# Yapılacak işler
A: Seçilen bölümden, "Dava dosyamızda ispat" sözcüklerini içeren yerle başlayıp "alacaklı olduğu anlaşılmıştır." sözcükleriyle biten kısmı hiçbir değişiklik yapmadan çıkarın.
B: Seçilen bölümde "Öncelikle ispat müessesesini" sözcükleriyle başlayan paragrafı, ana bilgilerini koruyarak madde listesi biçiminde kısaca yeniden yazın.
C: Seçilen bölüme göre aşağıdaki soruları yanıtlayın:
(i) Dava ne tür bir davadır?
(ii) Dava dosyasında ispat yükü kimin üzerindedir?
(iii) Davalı, defterlerini incelemeye esas olacak şekilde ibraz etmiş midir?

# Seçilen bölüm
TÜM DOSYA MUHTEVİYÂTI KÜLLÎYEN TETKÎK EDİLDİĞİNDE;
Dava taraflar arasında ticari ilişki olduğundan bahisle alacak olduğuna dair yapılan icra takibine itirazın iptali davasıdır.
Öncelikle ispat müessesesini açıklamakta fayda var. Bilindiği üzere, hakim, davada hangi vakıaların ispat edilmesini tespit ettikten sonra, bu vakıaların kimin tarafından ispat edilmesi gerektiği sorusuyla karşılaşır; buna ispat yükü denir. Kendisine ispat yükü düşen taraf için, bu bir yükümlülük(mükellefiyet) değil, sadece bir yüktür(külfettir). Taraf kendisinin ispat etmesi gerektiği vakıayı ispat edemezse karşı taraf ve mahkeme onu mutlaka ispat etmesini isteyemez, bilakis kendisine ispat yükü düşen taraf , o vakıayı ispat edememiş sayılır.(Kuru, Medeni Usul Hukuku, 2016, sy 319)
Dava dosyamızda ispat yükü alacaklı olduğunu iddia eden davacı üzerinde olup tarafların iddiaları doğrultusunda delilleri toplanarak taraf defterleri üzerinde bilirkişi incelemesi yapılmasına dair ihtaratlı ara karar kurulmuş inceleme günü sadece davacı defterlerini incelemeye esas olacak şekilde dosyamıza sunmuştur.
Yapılan inceleme neticesinde davacı defterlerine göre davacının davalıdan alacaklı olduğu tespit edilmiş fakat davalı defterlerini incelemeye esas olacak şekilde ibraz etmemiştir. Rapor neticesinde incelenen davacı defterlerine göre davacının davalıdan faturalar karşılığında 19.266.27 TL alacaklı olduğu anlaşılmıştır.

# Veriler
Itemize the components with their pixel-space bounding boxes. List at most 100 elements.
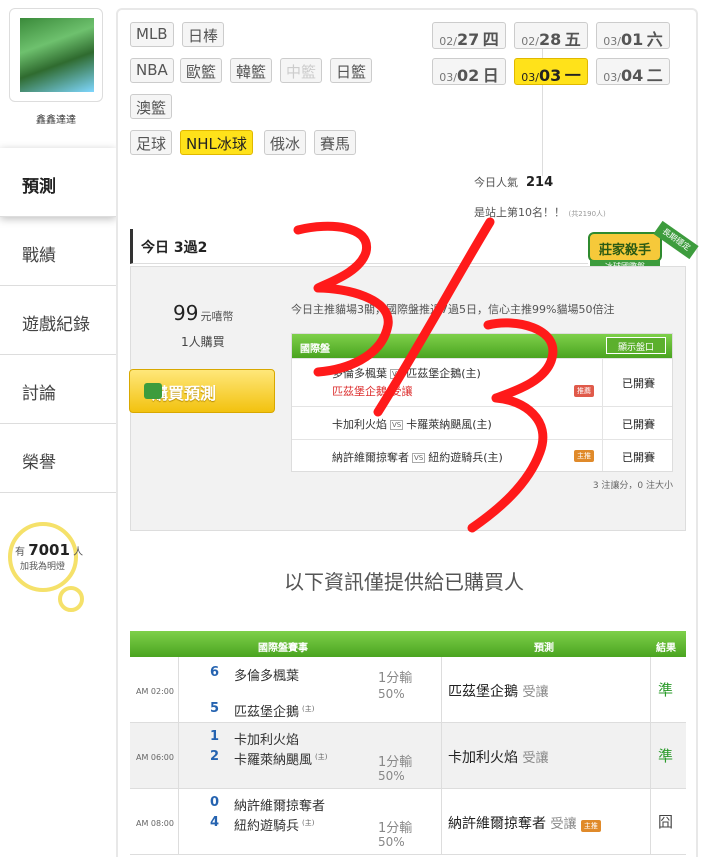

# Beklenen çıktılar
A:
Dava dosyamızda ispat yükü alacaklı olduğunu iddia eden davacı üzerinde olup tarafların iddiaları doğrultusunda delilleri toplanarak taraf defterleri üzerinde bilirkişi incelemesi yapılmasına dair ihtaratlı ara karar kurulmuş inceleme günü sadece davacı defterlerini incelemeye esas olacak şekilde dosyamıza sunmuştur.
Yapılan inceleme neticesinde davacı defterlerine göre davacının davalıdan alacaklı olduğu tespit edilmiş fakat davalı defterlerini incelemeye esas olacak şekilde ibraz etmemiştir. Rapor neticesinde incelenen davacı defterlerine göre davacının davalıdan faturalar karşılığında 19.266.27 TL alacaklı olduğu anlaşılmıştır.

B:
- Hakim önce davada hangi vakıaların ispat edilmesi gerektiğini tespit eder, sonra bunları kimin ispat edeceğini belirler; buna ispat yükü denir.
- İspat yükü, üzerine düşen taraf için bir yükümlülük değil, yalnızca bir yüktür.
- Taraf ispat etmesi gereken vakıayı ispat edemezse karşı taraf ve mahkeme bunu ondan zorla isteyemez.
- Bu durumda ispat yükü kendisine düşen taraf, o vakıayı ispat edememiş sayılır.
- Kaynak: Kuru, Medeni Usul Hukuku, 2016, s. 319.

C:
(i) Taraflar arasındaki ticari ilişkiden doğan alacak için yapılan icra takibine itirazın iptali davasıdır.
(ii) İspat yükü, alacaklı olduğunu iddia eden davacının üzerindedir.
(iii) Hayır, davalı defterlerini incelemeye esas olacak şekilde ibraz etmemiştir.